====== PROVIDED MATERIAL ======

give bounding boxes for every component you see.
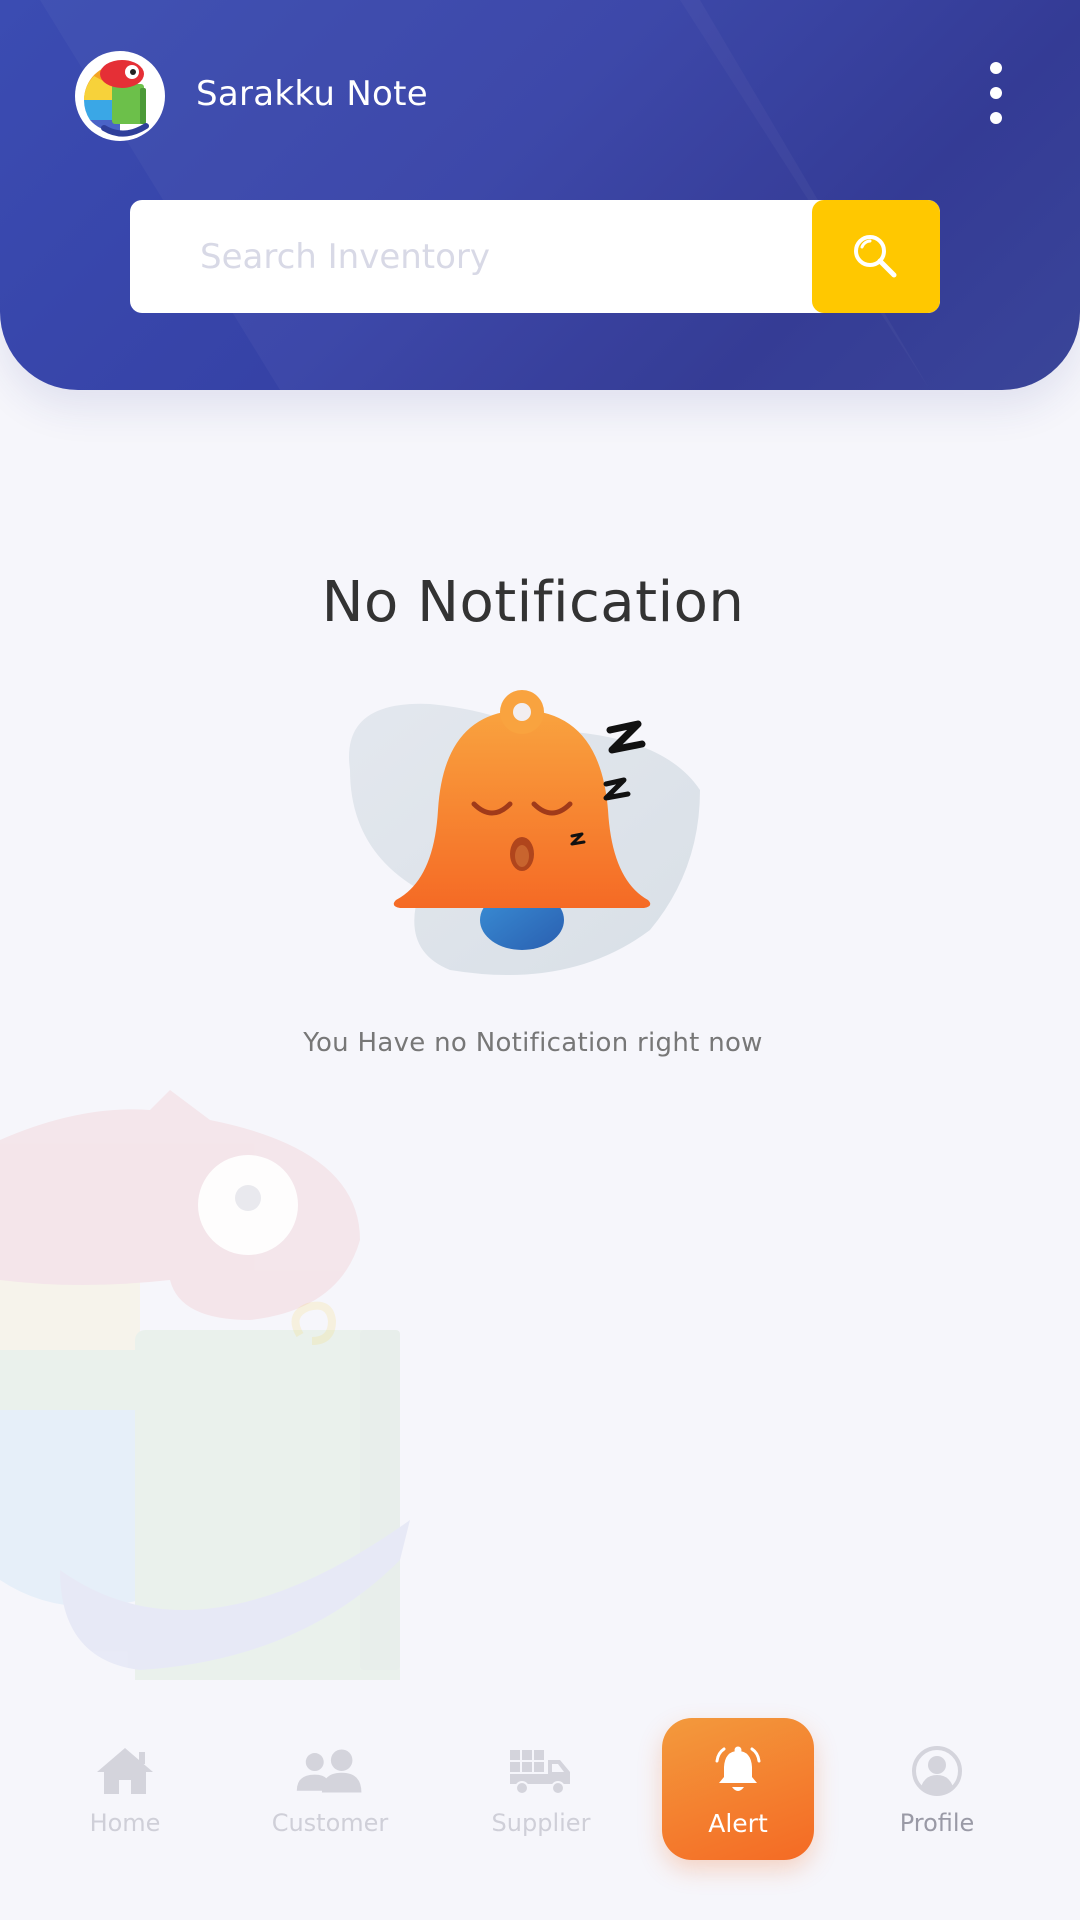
- empty-state-message: You Have no Notification right now: [303, 1028, 763, 1058]
- nav-item-customer[interactable]: Customer: [255, 1718, 405, 1860]
- empty-state-title: No Notification: [321, 570, 745, 635]
- search-icon: [854, 234, 897, 277]
- app-header: Sarakku Note: [0, 0, 1080, 390]
- nav-item-profile[interactable]: Profile: [862, 1718, 1012, 1860]
- nav-item-alert[interactable]: Alert: [662, 1718, 814, 1860]
- chameleon-watermark-icon: [0, 1090, 410, 1680]
- nav-item-supplier[interactable]: Supplier: [466, 1718, 616, 1860]
- nav-item-home[interactable]: Home: [50, 1718, 200, 1860]
- truck-icon: [510, 1750, 570, 1795]
- home-icon: [97, 1748, 153, 1794]
- app-logo-icon: [75, 51, 165, 141]
- nav-label-alert: Alert: [708, 1808, 768, 1838]
- more-dot: [990, 87, 1002, 99]
- search-input[interactable]: [130, 200, 810, 313]
- search-bar: [130, 200, 940, 313]
- app-title: Sarakku Note: [196, 74, 429, 114]
- bell-icon: [715, 1746, 761, 1791]
- nav-label-customer: Customer: [271, 1809, 389, 1837]
- profile-icon: [912, 1746, 962, 1796]
- search-button[interactable]: [812, 200, 940, 313]
- more-dot: [990, 62, 1002, 74]
- sleeping-bell-icon: [349, 690, 700, 975]
- customer-icon: [296, 1749, 362, 1793]
- bottom-navigation: Home Customer Supplier Alert Profile: [0, 1700, 1080, 1920]
- nav-label-supplier: Supplier: [491, 1809, 591, 1837]
- nav-label-profile: Profile: [899, 1809, 975, 1837]
- nav-label-home: Home: [89, 1809, 161, 1837]
- more-dot: [990, 112, 1002, 124]
- more-options-button[interactable]: [976, 62, 1016, 124]
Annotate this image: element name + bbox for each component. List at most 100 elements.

======

Retype the lines above as they appear, without the pictures.

RESULT OF THIS TASK »
give bounding boxes for every component you see.
- empty-state-message: You Have no Notification right now: [303, 1028, 763, 1058]
- nav-item-customer[interactable]: Customer: [255, 1718, 405, 1860]
- empty-state-title: No Notification: [321, 570, 745, 635]
- search-icon: [854, 234, 897, 277]
- app-header: Sarakku Note: [0, 0, 1080, 390]
- nav-item-profile[interactable]: Profile: [862, 1718, 1012, 1860]
- nav-item-alert[interactable]: Alert: [662, 1718, 814, 1860]
- chameleon-watermark-icon: [0, 1090, 410, 1680]
- nav-item-supplier[interactable]: Supplier: [466, 1718, 616, 1860]
- nav-item-home[interactable]: Home: [50, 1718, 200, 1860]
- truck-icon: [510, 1750, 570, 1795]
- home-icon: [97, 1748, 153, 1794]
- app-logo-icon: [75, 51, 165, 141]
- nav-label-alert: Alert: [708, 1808, 768, 1838]
- more-dot: [990, 87, 1002, 99]
- search-input[interactable]: [130, 200, 810, 313]
- search-bar: [130, 200, 940, 313]
- app-title: Sarakku Note: [196, 74, 429, 114]
- bell-icon: [715, 1746, 761, 1791]
- nav-label-customer: Customer: [271, 1809, 389, 1837]
- profile-icon: [912, 1746, 962, 1796]
- search-button[interactable]: [812, 200, 940, 313]
- more-dot: [990, 62, 1002, 74]
- sleeping-bell-icon: [349, 690, 700, 975]
- customer-icon: [296, 1749, 362, 1793]
- bottom-navigation: Home Customer Supplier Alert Profile: [0, 1700, 1080, 1920]
- nav-label-supplier: Supplier: [491, 1809, 591, 1837]
- nav-label-profile: Profile: [899, 1809, 975, 1837]
- nav-label-home: Home: [89, 1809, 161, 1837]
- more-dot: [990, 112, 1002, 124]
- more-options-button[interactable]: [976, 62, 1016, 124]
Annotate this image: element name + bbox for each component. List at most 100 elements.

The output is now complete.